▸ **Request**
Below are some records; give them all again exactly, but not the pictures.

▸ **Records to process**
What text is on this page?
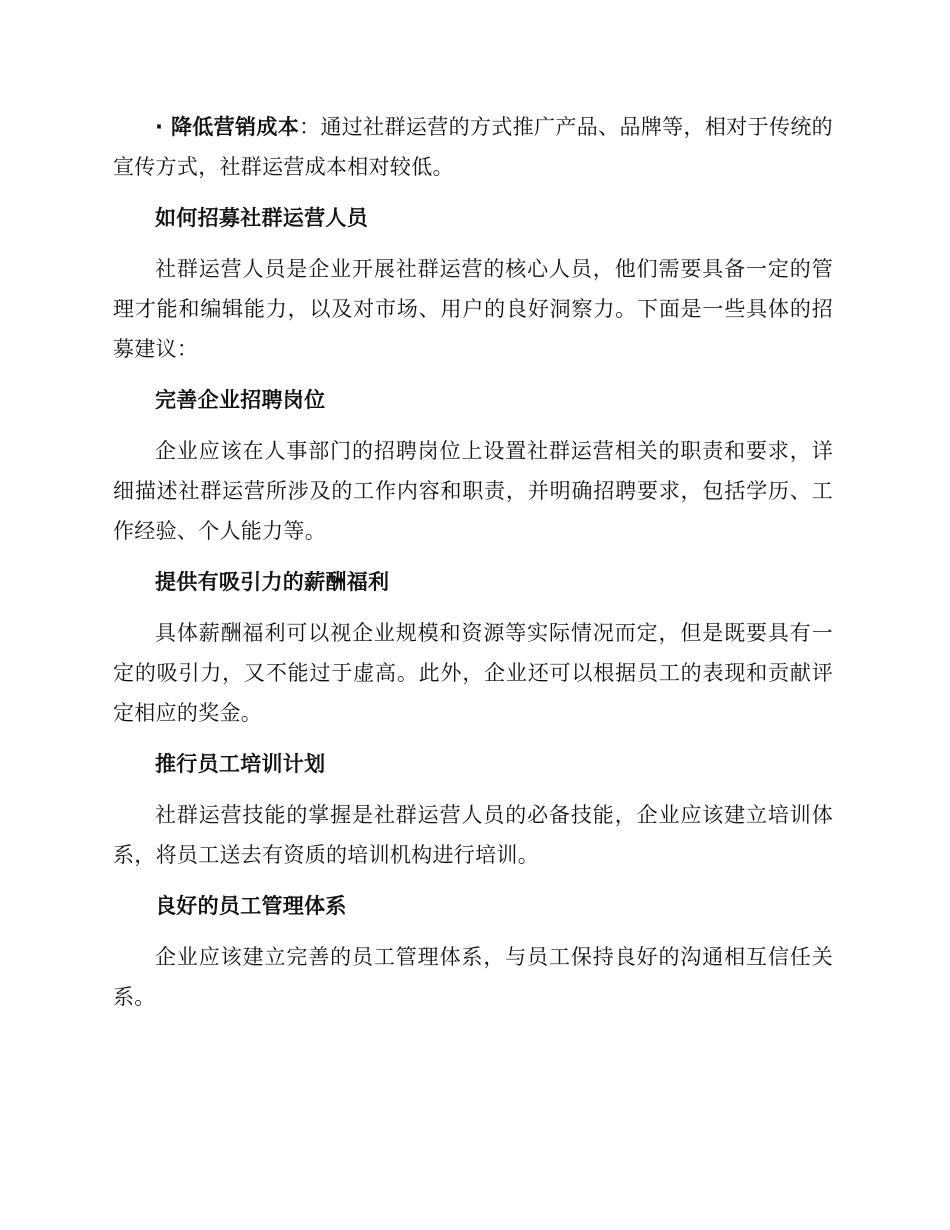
· 降低营销成本：通过社群运营的方式推广产品、品牌等，相对于传统的宣传方式，社群运营成本相对较低。

如何招募社群运营人员

社群运营人员是企业开展社群运营的核心人员，他们需要具备一定的管理才能和编辑能力，以及对市场、用户的良好洞察力。下面是一些具体的招募建议：

完善企业招聘岗位

企业应该在人事部门的招聘岗位上设置社群运营相关的职责和要求，详细描述社群运营所涉及的工作内容和职责，并明确招聘要求，包括学历、工作经验、个人能力等。

提供有吸引力的薪酬福利

具体薪酬福利可以视企业规模和资源等实际情况而定，但是既要具有一定的吸引力，又不能过于虚高。此外，企业还可以根据员工的表现和贡献评定相应的奖金。

推行员工培训计划

社群运营技能的掌握是社群运营人员的必备技能，企业应该建立培训体系，将员工送去有资质的培训机构进行培训。

良好的员工管理体系

企业应该建立完善的员工管理体系，与员工保持良好的沟通相互信任关系。
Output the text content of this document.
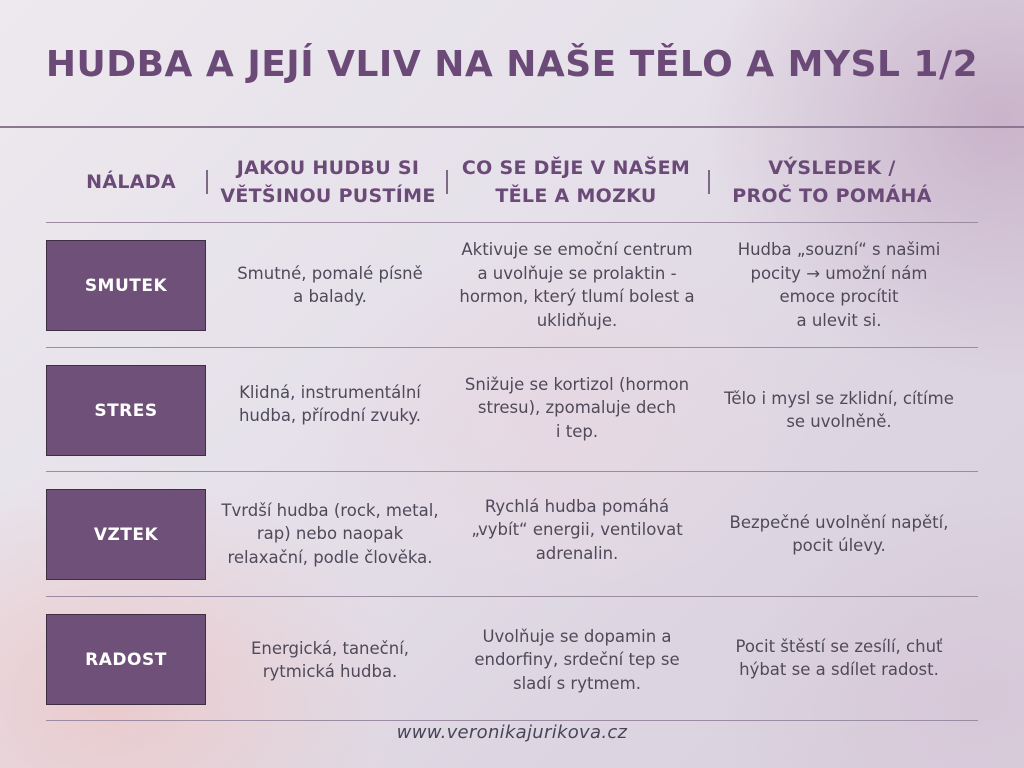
HUDBA A JEJÍ VLIV NA NAŠE TĚLO A MYSL 1/2
NÁLADA
JAKOU HUDBU SI
VĚTŠINOU PUSTÍME
CO SE DĚJE V NAŠEM
TĚLE A MOZKU
VÝSLEDEK /
PROČ TO POMÁHÁ
SMUTEK
Smutné, pomalé písně
a balady.
Aktivuje se emoční centrum
a uvolňuje se prolaktin -
hormon, který tlumí bolest a
uklidňuje.
Hudba „souzní“ s našimi
pocity → umožní nám
emoce procítit
a ulevit si.
STRES
Klidná, instrumentální
hudba, přírodní zvuky.
Snižuje se kortizol (hormon
stresu), zpomaluje dech
i tep.
Tělo i mysl se zklidní, cítíme
se uvolněně.
VZTEK
Tvrdší hudba (rock, metal,
rap) nebo naopak
relaxační, podle člověka.
Rychlá hudba pomáhá
„vybít“ energii, ventilovat
adrenalin.
Bezpečné uvolnění napětí,
pocit úlevy.
RADOST
Energická, taneční,
rytmická hudba.
Uvolňuje se dopamin a
endorfiny, srdeční tep se
sladí s rytmem.
Pocit štěstí se zesílí, chuť
hýbat se a sdílet radost.
www.veronikajurikova.cz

▸ **Answer to this problem**
What text is on this page?
· 降低营销成本：通过社群运营的方式推广产品、品牌等，相对于传统的宣传方式，社群运营成本相对较低。

如何招募社群运营人员

社群运营人员是企业开展社群运营的核心人员，他们需要具备一定的管理才能和编辑能力，以及对市场、用户的良好洞察力。下面是一些具体的招募建议：

完善企业招聘岗位

企业应该在人事部门的招聘岗位上设置社群运营相关的职责和要求，详细描述社群运营所涉及的工作内容和职责，并明确招聘要求，包括学历、工作经验、个人能力等。

提供有吸引力的薪酬福利

具体薪酬福利可以视企业规模和资源等实际情况而定，但是既要具有一定的吸引力，又不能过于虚高。此外，企业还可以根据员工的表现和贡献评定相应的奖金。

推行员工培训计划

社群运营技能的掌握是社群运营人员的必备技能，企业应该建立培训体系，将员工送去有资质的培训机构进行培训。

良好的员工管理体系

企业应该建立完善的员工管理体系，与员工保持良好的沟通相互信任关系。
Output the text content of this document.
HUDBA A JEJÍ VLIV NA NAŠE TĚLO A MYSL 1/2
NÁLADA
JAKOU HUDBU SI
VĚTŠINOU PUSTÍME
CO SE DĚJE V NAŠEM
TĚLE A MOZKU
VÝSLEDEK /
PROČ TO POMÁHÁ
SMUTEK
Smutné, pomalé písně
a balady.
Aktivuje se emoční centrum
a uvolňuje se prolaktin -
hormon, který tlumí bolest a
uklidňuje.
Hudba „souzní“ s našimi
pocity → umožní nám
emoce procítit
a ulevit si.
STRES
Klidná, instrumentální
hudba, přírodní zvuky.
Snižuje se kortizol (hormon
stresu), zpomaluje dech
i tep.
Tělo i mysl se zklidní, cítíme
se uvolněně.
VZTEK
Tvrdší hudba (rock, metal,
rap) nebo naopak
relaxační, podle člověka.
Rychlá hudba pomáhá
„vybít“ energii, ventilovat
adrenalin.
Bezpečné uvolnění napětí,
pocit úlevy.
RADOST
Energická, taneční,
rytmická hudba.
Uvolňuje se dopamin a
endorfiny, srdeční tep se
sladí s rytmem.
Pocit štěstí se zesílí, chuť
hýbat se a sdílet radost.
www.veronikajurikova.cz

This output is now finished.